=== SHORT EXERCISE ===
Render the material again word for word, skipping the pictures in it.

=== Dataset entries ===

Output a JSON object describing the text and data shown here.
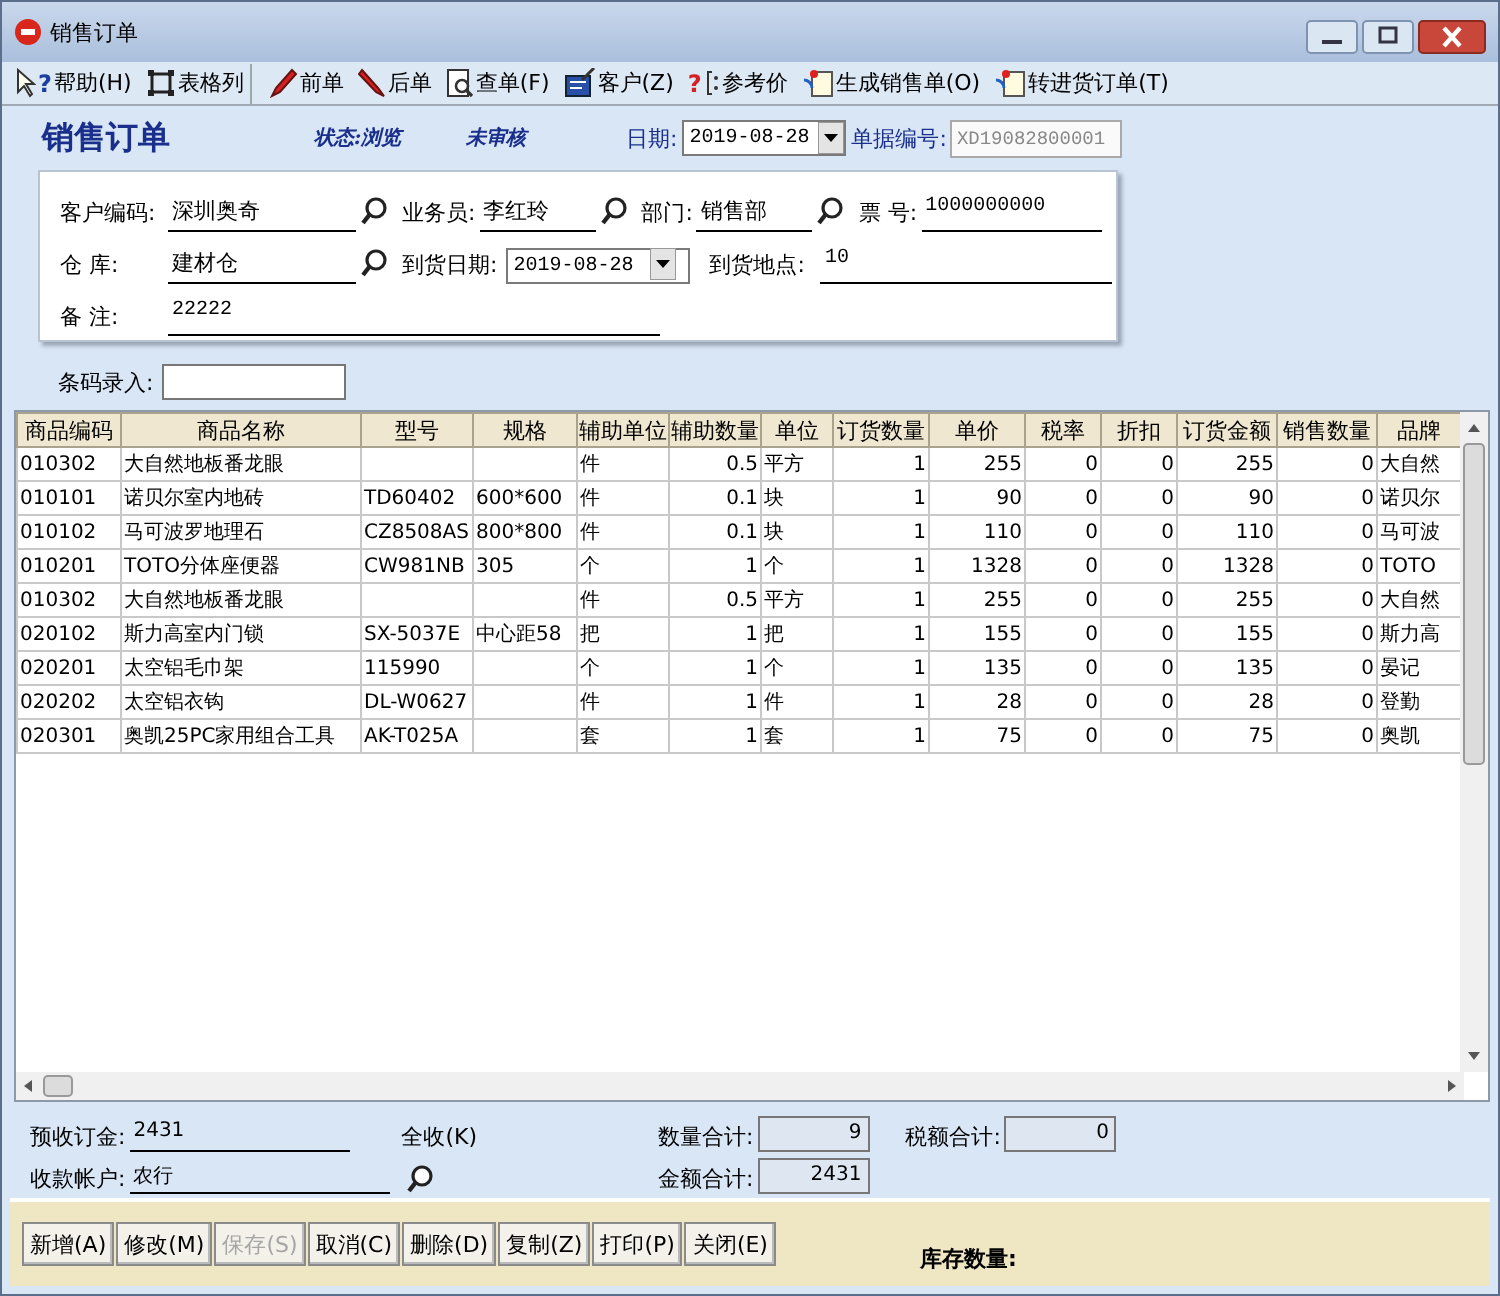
{
  "window": {
    "title": "销售订单"
  },
  "toolbar": [
    {
      "label": "帮助(H)",
      "glyph": "?"
    },
    {
      "label": "表格列"
    },
    {
      "label": "前单"
    },
    {
      "label": "后单"
    },
    {
      "label": "查单(F)"
    },
    {
      "label": "客户(Z)"
    },
    {
      "label": "参考价",
      "glyph": "?"
    },
    {
      "label": "生成销售单(O)"
    },
    {
      "label": "转进货订单(T)"
    }
  ],
  "header": {
    "title": "销售订单",
    "status": "状态:浏览",
    "audit": "未审核",
    "date_label": "日期:",
    "date": "2019-08-28",
    "doc_no_label": "单据编号:",
    "doc_no": "XD19082800001"
  },
  "form": {
    "rows": [
      [
        {
          "label": "客户编码:",
          "value": "深圳奥奇",
          "kind": "lookup"
        },
        {
          "label": "业务员:",
          "value": "李红玲",
          "kind": "lookup"
        },
        {
          "label": "部门:",
          "value": "销售部",
          "kind": "lookup"
        },
        {
          "label": "票 号:",
          "value": "1000000000",
          "kind": "text"
        }
      ],
      [
        {
          "label": "仓 库:",
          "value": "建材仓",
          "kind": "lookup"
        },
        {
          "label": "到货日期:",
          "value": "2019-08-28",
          "kind": "date"
        },
        {
          "label": "到货地点:",
          "value": "10",
          "kind": "text"
        }
      ],
      [
        {
          "label": "备 注:",
          "value": "22222",
          "kind": "wide"
        }
      ]
    ]
  },
  "barcode": {
    "label": "条码录入:"
  },
  "table": {
    "columns": [
      "商品编码",
      "商品名称",
      "型号",
      "规格",
      "辅助单位",
      "辅助数量",
      "单位",
      "订货数量",
      "单价",
      "税率",
      "折扣",
      "订货金额",
      "销售数量",
      "品牌"
    ],
    "rows": [
      [
        "010302",
        "大自然地板番龙眼",
        "",
        "",
        "件",
        "0.5",
        "平方",
        "1",
        "255",
        "0",
        "0",
        "255",
        "0",
        "大自然"
      ],
      [
        "010101",
        "诺贝尔室内地砖",
        "TD60402",
        "600*600",
        "件",
        "0.1",
        "块",
        "1",
        "90",
        "0",
        "0",
        "90",
        "0",
        "诺贝尔"
      ],
      [
        "010102",
        "马可波罗地理石",
        "CZ8508AS",
        "800*800",
        "件",
        "0.1",
        "块",
        "1",
        "110",
        "0",
        "0",
        "110",
        "0",
        "马可波"
      ],
      [
        "010201",
        "TOTO分体座便器",
        "CW981NB",
        "305",
        "个",
        "1",
        "个",
        "1",
        "1328",
        "0",
        "0",
        "1328",
        "0",
        "TOTO"
      ],
      [
        "010302",
        "大自然地板番龙眼",
        "",
        "",
        "件",
        "0.5",
        "平方",
        "1",
        "255",
        "0",
        "0",
        "255",
        "0",
        "大自然"
      ],
      [
        "020102",
        "斯力高室内门锁",
        "SX-5037E",
        "中心距58",
        "把",
        "1",
        "把",
        "1",
        "155",
        "0",
        "0",
        "155",
        "0",
        "斯力高"
      ],
      [
        "020201",
        "太空铝毛巾架",
        "115990",
        "",
        "个",
        "1",
        "个",
        "1",
        "135",
        "0",
        "0",
        "135",
        "0",
        "晏记"
      ],
      [
        "020202",
        "太空铝衣钩",
        "DL-W0627",
        "",
        "件",
        "1",
        "件",
        "1",
        "28",
        "0",
        "0",
        "28",
        "0",
        "登勤"
      ],
      [
        "020301",
        "奥凯25PC家用组合工具",
        "AK-T025A",
        "",
        "套",
        "1",
        "套",
        "1",
        "75",
        "0",
        "0",
        "75",
        "0",
        "奥凯"
      ]
    ]
  },
  "summary": {
    "deposit_label": "预收订金:",
    "deposit": "2431",
    "full_receive": "全收(K)",
    "account_label": "收款帐户:",
    "account": "农行",
    "qty_label": "数量合计:",
    "qty": "9",
    "tax_label": "税额合计:",
    "tax": "0",
    "amount_label": "金额合计:",
    "amount": "2431"
  },
  "buttons": [
    {
      "label": "新增(A)",
      "disabled": false
    },
    {
      "label": "修改(M)",
      "disabled": false
    },
    {
      "label": "保存(S)",
      "disabled": true
    },
    {
      "label": "取消(C)",
      "disabled": false
    },
    {
      "label": "删除(D)",
      "disabled": false
    },
    {
      "label": "复制(Z)",
      "disabled": false
    },
    {
      "label": "打印(P)",
      "disabled": false
    },
    {
      "label": "关闭(E)",
      "disabled": false
    }
  ],
  "stock_label": "库存数量:"
}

=== SOLVED PROBLEM ===
Output a JSON object describing the text and data shown here.
{
  "window": {
    "title": "销售订单"
  },
  "toolbar": [
    {
      "label": "帮助(H)",
      "glyph": "?"
    },
    {
      "label": "表格列"
    },
    {
      "label": "前单"
    },
    {
      "label": "后单"
    },
    {
      "label": "查单(F)"
    },
    {
      "label": "客户(Z)"
    },
    {
      "label": "参考价",
      "glyph": "?"
    },
    {
      "label": "生成销售单(O)"
    },
    {
      "label": "转进货订单(T)"
    }
  ],
  "header": {
    "title": "销售订单",
    "status": "状态:浏览",
    "audit": "未审核",
    "date_label": "日期:",
    "date": "2019-08-28",
    "doc_no_label": "单据编号:",
    "doc_no": "XD19082800001"
  },
  "form": {
    "rows": [
      [
        {
          "label": "客户编码:",
          "value": "深圳奥奇",
          "kind": "lookup"
        },
        {
          "label": "业务员:",
          "value": "李红玲",
          "kind": "lookup"
        },
        {
          "label": "部门:",
          "value": "销售部",
          "kind": "lookup"
        },
        {
          "label": "票 号:",
          "value": "1000000000",
          "kind": "text"
        }
      ],
      [
        {
          "label": "仓 库:",
          "value": "建材仓",
          "kind": "lookup"
        },
        {
          "label": "到货日期:",
          "value": "2019-08-28",
          "kind": "date"
        },
        {
          "label": "到货地点:",
          "value": "10",
          "kind": "text"
        }
      ],
      [
        {
          "label": "备 注:",
          "value": "22222",
          "kind": "wide"
        }
      ]
    ]
  },
  "barcode": {
    "label": "条码录入:"
  },
  "table": {
    "columns": [
      "商品编码",
      "商品名称",
      "型号",
      "规格",
      "辅助单位",
      "辅助数量",
      "单位",
      "订货数量",
      "单价",
      "税率",
      "折扣",
      "订货金额",
      "销售数量",
      "品牌"
    ],
    "rows": [
      [
        "010302",
        "大自然地板番龙眼",
        "",
        "",
        "件",
        "0.5",
        "平方",
        "1",
        "255",
        "0",
        "0",
        "255",
        "0",
        "大自然"
      ],
      [
        "010101",
        "诺贝尔室内地砖",
        "TD60402",
        "600*600",
        "件",
        "0.1",
        "块",
        "1",
        "90",
        "0",
        "0",
        "90",
        "0",
        "诺贝尔"
      ],
      [
        "010102",
        "马可波罗地理石",
        "CZ8508AS",
        "800*800",
        "件",
        "0.1",
        "块",
        "1",
        "110",
        "0",
        "0",
        "110",
        "0",
        "马可波"
      ],
      [
        "010201",
        "TOTO分体座便器",
        "CW981NB",
        "305",
        "个",
        "1",
        "个",
        "1",
        "1328",
        "0",
        "0",
        "1328",
        "0",
        "TOTO"
      ],
      [
        "010302",
        "大自然地板番龙眼",
        "",
        "",
        "件",
        "0.5",
        "平方",
        "1",
        "255",
        "0",
        "0",
        "255",
        "0",
        "大自然"
      ],
      [
        "020102",
        "斯力高室内门锁",
        "SX-5037E",
        "中心距58",
        "把",
        "1",
        "把",
        "1",
        "155",
        "0",
        "0",
        "155",
        "0",
        "斯力高"
      ],
      [
        "020201",
        "太空铝毛巾架",
        "115990",
        "",
        "个",
        "1",
        "个",
        "1",
        "135",
        "0",
        "0",
        "135",
        "0",
        "晏记"
      ],
      [
        "020202",
        "太空铝衣钩",
        "DL-W0627",
        "",
        "件",
        "1",
        "件",
        "1",
        "28",
        "0",
        "0",
        "28",
        "0",
        "登勤"
      ],
      [
        "020301",
        "奥凯25PC家用组合工具",
        "AK-T025A",
        "",
        "套",
        "1",
        "套",
        "1",
        "75",
        "0",
        "0",
        "75",
        "0",
        "奥凯"
      ]
    ]
  },
  "summary": {
    "deposit_label": "预收订金:",
    "deposit": "2431",
    "full_receive": "全收(K)",
    "account_label": "收款帐户:",
    "account": "农行",
    "qty_label": "数量合计:",
    "qty": "9",
    "tax_label": "税额合计:",
    "tax": "0",
    "amount_label": "金额合计:",
    "amount": "2431"
  },
  "buttons": [
    {
      "label": "新增(A)",
      "disabled": false
    },
    {
      "label": "修改(M)",
      "disabled": false
    },
    {
      "label": "保存(S)",
      "disabled": true
    },
    {
      "label": "取消(C)",
      "disabled": false
    },
    {
      "label": "删除(D)",
      "disabled": false
    },
    {
      "label": "复制(Z)",
      "disabled": false
    },
    {
      "label": "打印(P)",
      "disabled": false
    },
    {
      "label": "关闭(E)",
      "disabled": false
    }
  ],
  "stock_label": "库存数量:"
}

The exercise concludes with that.